**EXERCISE DATA:**
--------------------------------

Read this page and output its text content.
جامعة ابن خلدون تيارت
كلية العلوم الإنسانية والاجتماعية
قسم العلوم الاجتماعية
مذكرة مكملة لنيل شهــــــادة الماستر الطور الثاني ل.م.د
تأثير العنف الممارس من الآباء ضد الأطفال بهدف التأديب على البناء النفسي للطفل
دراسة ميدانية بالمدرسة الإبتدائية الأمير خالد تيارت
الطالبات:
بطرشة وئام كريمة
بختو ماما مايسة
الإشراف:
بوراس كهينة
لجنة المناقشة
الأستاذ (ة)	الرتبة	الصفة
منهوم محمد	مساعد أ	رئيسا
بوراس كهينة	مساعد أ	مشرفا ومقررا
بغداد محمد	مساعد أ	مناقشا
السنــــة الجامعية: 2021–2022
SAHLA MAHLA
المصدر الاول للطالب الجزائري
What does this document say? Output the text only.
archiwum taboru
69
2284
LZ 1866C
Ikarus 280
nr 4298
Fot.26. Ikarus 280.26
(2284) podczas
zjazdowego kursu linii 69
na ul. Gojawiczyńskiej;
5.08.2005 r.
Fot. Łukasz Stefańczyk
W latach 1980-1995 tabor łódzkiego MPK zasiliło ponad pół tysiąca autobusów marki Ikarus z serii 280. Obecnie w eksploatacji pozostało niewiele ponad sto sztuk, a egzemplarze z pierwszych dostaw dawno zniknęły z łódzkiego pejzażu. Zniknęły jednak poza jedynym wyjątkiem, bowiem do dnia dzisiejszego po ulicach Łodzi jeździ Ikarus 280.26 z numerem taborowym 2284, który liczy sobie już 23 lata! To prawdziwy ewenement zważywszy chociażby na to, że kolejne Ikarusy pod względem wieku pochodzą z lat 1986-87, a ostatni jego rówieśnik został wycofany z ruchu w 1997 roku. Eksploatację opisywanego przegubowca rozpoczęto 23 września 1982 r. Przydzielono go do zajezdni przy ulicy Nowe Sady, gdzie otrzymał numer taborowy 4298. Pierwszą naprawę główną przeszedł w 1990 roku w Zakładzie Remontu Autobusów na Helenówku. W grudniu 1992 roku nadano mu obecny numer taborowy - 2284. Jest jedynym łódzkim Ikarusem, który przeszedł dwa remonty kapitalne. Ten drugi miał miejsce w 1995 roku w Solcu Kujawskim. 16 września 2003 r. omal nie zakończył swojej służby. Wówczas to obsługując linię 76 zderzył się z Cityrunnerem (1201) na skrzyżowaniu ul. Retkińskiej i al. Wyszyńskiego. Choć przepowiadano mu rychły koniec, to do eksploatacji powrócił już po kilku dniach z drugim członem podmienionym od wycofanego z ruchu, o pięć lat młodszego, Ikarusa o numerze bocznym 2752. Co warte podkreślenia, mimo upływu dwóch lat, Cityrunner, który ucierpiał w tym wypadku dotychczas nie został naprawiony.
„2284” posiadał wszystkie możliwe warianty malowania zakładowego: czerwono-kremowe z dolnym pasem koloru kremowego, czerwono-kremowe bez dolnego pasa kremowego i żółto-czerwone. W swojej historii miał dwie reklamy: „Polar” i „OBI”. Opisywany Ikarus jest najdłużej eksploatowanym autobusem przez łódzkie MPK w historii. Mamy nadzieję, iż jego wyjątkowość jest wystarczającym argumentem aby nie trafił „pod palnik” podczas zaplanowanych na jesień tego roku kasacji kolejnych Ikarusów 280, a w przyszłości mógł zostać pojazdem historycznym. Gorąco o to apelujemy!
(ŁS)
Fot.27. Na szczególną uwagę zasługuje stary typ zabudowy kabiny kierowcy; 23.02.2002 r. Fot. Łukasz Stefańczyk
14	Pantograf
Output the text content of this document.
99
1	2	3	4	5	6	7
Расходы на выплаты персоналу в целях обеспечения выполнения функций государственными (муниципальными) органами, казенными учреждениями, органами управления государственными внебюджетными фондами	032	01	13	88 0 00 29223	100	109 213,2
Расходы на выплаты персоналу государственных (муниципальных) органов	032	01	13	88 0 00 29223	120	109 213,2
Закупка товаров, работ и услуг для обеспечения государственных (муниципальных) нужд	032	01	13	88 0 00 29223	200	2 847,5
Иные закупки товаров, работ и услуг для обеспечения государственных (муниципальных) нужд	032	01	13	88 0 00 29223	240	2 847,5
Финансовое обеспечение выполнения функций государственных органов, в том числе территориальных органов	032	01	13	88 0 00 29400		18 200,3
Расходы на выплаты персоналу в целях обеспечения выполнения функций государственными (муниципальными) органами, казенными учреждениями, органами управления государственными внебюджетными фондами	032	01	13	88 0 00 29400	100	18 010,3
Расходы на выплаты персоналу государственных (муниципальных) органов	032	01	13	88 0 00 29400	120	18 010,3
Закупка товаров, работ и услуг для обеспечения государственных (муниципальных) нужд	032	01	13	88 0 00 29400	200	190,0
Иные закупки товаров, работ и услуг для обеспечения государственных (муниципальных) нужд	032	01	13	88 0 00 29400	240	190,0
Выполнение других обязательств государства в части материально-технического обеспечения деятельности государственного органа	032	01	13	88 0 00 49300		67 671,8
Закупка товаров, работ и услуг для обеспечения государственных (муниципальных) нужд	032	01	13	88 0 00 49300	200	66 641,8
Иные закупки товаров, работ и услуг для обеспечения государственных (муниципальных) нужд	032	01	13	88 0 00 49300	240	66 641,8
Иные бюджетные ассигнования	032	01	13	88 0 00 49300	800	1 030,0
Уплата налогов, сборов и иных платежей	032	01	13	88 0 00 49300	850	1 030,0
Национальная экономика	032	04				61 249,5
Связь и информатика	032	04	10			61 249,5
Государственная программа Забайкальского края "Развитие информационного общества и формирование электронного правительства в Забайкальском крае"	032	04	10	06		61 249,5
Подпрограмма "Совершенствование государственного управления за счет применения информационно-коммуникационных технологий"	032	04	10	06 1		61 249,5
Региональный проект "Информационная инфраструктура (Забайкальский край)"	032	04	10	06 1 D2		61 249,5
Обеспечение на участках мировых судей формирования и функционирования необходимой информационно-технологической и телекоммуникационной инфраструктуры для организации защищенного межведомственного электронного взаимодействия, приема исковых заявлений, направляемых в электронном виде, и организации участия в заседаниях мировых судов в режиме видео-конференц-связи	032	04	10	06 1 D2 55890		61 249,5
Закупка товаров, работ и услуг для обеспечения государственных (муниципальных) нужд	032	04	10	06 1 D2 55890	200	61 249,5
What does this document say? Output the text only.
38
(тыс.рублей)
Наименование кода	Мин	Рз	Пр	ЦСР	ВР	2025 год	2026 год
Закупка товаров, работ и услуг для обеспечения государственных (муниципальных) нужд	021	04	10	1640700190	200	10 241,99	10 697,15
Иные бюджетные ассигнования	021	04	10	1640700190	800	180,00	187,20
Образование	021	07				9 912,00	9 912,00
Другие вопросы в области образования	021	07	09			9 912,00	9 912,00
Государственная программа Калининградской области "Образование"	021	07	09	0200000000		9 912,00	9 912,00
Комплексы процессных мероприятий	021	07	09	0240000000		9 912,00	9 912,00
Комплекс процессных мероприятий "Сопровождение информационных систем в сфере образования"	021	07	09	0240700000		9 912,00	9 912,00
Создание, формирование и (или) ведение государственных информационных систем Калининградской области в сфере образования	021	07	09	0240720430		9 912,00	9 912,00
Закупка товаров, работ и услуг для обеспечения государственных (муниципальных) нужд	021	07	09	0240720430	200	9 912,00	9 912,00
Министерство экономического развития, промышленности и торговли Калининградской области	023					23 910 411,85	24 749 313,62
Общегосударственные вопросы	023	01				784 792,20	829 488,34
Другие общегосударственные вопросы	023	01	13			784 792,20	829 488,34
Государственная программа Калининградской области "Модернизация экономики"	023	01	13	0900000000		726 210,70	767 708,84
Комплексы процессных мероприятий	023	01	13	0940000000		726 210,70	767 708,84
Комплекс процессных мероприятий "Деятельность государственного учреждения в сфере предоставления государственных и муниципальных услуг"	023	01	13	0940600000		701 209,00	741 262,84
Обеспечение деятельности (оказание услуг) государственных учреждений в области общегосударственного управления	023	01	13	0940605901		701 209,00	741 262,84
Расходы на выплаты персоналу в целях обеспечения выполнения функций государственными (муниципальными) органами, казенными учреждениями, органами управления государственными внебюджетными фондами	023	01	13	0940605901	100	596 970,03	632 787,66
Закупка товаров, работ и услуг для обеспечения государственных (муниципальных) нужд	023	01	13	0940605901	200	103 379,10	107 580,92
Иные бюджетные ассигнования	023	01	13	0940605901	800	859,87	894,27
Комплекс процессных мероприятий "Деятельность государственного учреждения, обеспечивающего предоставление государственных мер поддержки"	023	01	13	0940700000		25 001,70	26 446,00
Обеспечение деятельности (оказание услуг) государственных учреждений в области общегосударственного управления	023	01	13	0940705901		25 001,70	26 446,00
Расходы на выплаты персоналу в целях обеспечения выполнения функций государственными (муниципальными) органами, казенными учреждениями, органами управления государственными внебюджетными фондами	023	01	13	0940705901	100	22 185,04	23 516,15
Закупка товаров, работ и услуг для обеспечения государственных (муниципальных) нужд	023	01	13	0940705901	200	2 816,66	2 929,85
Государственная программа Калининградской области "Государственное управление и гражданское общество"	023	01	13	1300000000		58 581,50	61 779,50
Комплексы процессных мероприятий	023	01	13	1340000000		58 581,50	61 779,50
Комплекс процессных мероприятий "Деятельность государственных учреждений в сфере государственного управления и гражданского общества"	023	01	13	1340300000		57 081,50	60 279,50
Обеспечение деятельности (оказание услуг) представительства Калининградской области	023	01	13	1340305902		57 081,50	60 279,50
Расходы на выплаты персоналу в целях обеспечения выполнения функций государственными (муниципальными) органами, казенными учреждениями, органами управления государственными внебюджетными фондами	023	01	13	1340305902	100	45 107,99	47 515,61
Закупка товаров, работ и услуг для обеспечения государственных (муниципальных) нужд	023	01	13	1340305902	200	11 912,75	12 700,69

--------------------------------

**TASK BRIEF:** Among the lines of the material, find those that hold the word "процессных" and copy them.

**FULL OUTPUT:**
Комплексы процессных мероприятий	021	07	09	0240000000		9 912,00	9 912,00
Комплекс процессных мероприятий "Сопровождение информационных систем в сфере образования"	021	07	09	0240700000		9 912,00	9 912,00
Комплексы процессных мероприятий	023	01	13	0940000000		726 210,70	767 708,84
Комплекс процессных мероприятий "Деятельность государственного учреждения в сфере предоставления государственных и муниципальных услуг"	023	01	13	0940600000		701 209,00	741 262,84
Комплекс процессных мероприятий "Деятельность государственного учреждения, обеспечивающего предоставление государственных мер поддержки"	023	01	13	0940700000		25 001,70	26 446,00
Комплексы процессных мероприятий	023	01	13	1340000000		58 581,50	61 779,50
Комплекс процессных мероприятий "Деятельность государственных учреждений в сфере государственного управления и гражданского общества"	023	01	13	1340300000		57 081,50	60 279,50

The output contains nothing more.